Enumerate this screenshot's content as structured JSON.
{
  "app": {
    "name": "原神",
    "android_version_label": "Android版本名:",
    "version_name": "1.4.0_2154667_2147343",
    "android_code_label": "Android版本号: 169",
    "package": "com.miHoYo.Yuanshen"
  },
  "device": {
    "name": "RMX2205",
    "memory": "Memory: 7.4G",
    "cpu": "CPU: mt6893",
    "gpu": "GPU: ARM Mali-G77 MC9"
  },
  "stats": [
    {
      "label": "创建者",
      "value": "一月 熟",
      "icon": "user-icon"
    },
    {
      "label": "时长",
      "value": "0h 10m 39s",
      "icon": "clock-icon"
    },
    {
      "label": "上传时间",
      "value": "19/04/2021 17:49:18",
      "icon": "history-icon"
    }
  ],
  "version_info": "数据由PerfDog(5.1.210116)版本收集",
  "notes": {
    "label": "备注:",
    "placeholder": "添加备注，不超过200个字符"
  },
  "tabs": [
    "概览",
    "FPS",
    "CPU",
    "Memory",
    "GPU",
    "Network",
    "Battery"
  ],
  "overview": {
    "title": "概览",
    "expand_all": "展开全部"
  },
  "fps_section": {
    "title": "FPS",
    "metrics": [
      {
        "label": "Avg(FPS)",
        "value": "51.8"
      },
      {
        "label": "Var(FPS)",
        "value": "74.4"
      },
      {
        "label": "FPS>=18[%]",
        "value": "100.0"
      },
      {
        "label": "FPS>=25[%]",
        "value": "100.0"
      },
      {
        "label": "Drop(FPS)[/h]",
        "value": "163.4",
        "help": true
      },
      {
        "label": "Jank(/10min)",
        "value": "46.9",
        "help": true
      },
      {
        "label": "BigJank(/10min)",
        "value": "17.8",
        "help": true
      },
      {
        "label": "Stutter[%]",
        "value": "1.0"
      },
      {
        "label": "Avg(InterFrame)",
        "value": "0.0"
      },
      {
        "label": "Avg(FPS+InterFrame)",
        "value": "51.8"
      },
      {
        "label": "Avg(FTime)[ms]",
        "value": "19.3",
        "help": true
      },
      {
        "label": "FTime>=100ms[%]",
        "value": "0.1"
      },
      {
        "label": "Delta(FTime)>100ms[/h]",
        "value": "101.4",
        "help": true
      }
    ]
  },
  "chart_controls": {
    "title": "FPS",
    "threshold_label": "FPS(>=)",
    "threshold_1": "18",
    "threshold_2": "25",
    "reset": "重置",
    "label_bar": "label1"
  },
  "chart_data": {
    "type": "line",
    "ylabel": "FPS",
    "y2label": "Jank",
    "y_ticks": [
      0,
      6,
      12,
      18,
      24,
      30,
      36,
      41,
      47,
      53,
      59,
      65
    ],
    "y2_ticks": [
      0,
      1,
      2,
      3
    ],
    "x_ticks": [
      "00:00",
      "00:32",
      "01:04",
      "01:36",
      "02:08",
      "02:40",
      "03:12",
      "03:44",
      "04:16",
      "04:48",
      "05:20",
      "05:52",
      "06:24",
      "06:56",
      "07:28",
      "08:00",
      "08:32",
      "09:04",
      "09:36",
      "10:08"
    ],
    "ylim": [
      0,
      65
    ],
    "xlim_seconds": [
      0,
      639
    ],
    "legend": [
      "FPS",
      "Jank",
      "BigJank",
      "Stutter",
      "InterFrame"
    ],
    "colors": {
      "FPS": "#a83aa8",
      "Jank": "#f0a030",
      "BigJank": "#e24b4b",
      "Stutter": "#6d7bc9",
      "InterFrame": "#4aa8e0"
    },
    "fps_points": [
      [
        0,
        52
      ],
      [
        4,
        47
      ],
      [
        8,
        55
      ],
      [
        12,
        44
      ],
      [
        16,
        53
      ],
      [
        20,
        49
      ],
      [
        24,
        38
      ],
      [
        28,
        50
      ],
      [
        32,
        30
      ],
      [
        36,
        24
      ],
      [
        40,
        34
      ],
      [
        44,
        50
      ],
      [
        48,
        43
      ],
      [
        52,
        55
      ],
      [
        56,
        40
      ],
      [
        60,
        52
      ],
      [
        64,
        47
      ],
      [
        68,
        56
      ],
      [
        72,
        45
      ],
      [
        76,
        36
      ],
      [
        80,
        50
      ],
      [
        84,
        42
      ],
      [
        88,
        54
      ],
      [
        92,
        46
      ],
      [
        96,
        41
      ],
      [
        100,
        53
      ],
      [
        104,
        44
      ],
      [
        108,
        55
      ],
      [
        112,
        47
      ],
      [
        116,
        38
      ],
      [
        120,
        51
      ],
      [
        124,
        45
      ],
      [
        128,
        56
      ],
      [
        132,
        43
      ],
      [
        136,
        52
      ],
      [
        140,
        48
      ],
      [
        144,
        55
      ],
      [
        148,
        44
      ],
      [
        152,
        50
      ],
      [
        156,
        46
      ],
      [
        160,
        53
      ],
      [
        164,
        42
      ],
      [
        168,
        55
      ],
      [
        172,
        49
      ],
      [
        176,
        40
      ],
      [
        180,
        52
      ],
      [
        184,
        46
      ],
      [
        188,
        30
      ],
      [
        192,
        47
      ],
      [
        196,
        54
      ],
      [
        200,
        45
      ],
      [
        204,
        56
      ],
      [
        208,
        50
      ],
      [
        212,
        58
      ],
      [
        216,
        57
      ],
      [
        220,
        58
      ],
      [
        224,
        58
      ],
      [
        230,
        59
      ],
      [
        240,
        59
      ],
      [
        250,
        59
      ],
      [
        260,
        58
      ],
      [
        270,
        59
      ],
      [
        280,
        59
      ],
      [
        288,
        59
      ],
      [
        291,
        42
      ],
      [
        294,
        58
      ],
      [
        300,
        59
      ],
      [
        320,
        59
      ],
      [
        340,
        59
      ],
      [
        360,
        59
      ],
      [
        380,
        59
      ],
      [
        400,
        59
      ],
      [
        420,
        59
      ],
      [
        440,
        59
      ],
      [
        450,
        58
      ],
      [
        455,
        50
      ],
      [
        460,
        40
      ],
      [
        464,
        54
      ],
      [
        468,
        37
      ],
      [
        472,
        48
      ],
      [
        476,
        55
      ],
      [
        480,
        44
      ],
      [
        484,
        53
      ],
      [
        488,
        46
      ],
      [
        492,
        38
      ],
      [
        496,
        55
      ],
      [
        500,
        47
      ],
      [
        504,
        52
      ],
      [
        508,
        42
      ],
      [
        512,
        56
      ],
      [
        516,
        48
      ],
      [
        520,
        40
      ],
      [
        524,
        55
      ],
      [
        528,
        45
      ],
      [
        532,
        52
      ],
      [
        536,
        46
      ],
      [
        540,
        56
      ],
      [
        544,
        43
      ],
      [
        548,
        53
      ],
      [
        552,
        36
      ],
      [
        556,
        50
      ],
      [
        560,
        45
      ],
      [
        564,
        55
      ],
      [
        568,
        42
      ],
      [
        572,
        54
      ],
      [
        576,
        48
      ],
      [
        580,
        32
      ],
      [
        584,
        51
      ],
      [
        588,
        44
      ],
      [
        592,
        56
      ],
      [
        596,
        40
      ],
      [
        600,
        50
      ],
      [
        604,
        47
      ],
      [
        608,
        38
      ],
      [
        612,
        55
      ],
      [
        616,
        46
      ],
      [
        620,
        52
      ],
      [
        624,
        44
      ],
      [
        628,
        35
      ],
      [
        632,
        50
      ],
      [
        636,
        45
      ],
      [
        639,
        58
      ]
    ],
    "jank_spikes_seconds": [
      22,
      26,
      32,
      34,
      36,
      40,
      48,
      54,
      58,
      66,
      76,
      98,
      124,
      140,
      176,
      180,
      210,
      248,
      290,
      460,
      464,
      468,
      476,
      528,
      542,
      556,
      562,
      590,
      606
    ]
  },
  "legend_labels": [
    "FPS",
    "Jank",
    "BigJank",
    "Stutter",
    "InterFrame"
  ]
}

§ Directions
Scan the lines for the string "FTime". Copy out each line that matches.

§ Complete response
        "label": "Avg(FTime)[ms]",
        "label": "FTime>=100ms[%]",
        "label": "Delta(FTime)>100ms[/h]",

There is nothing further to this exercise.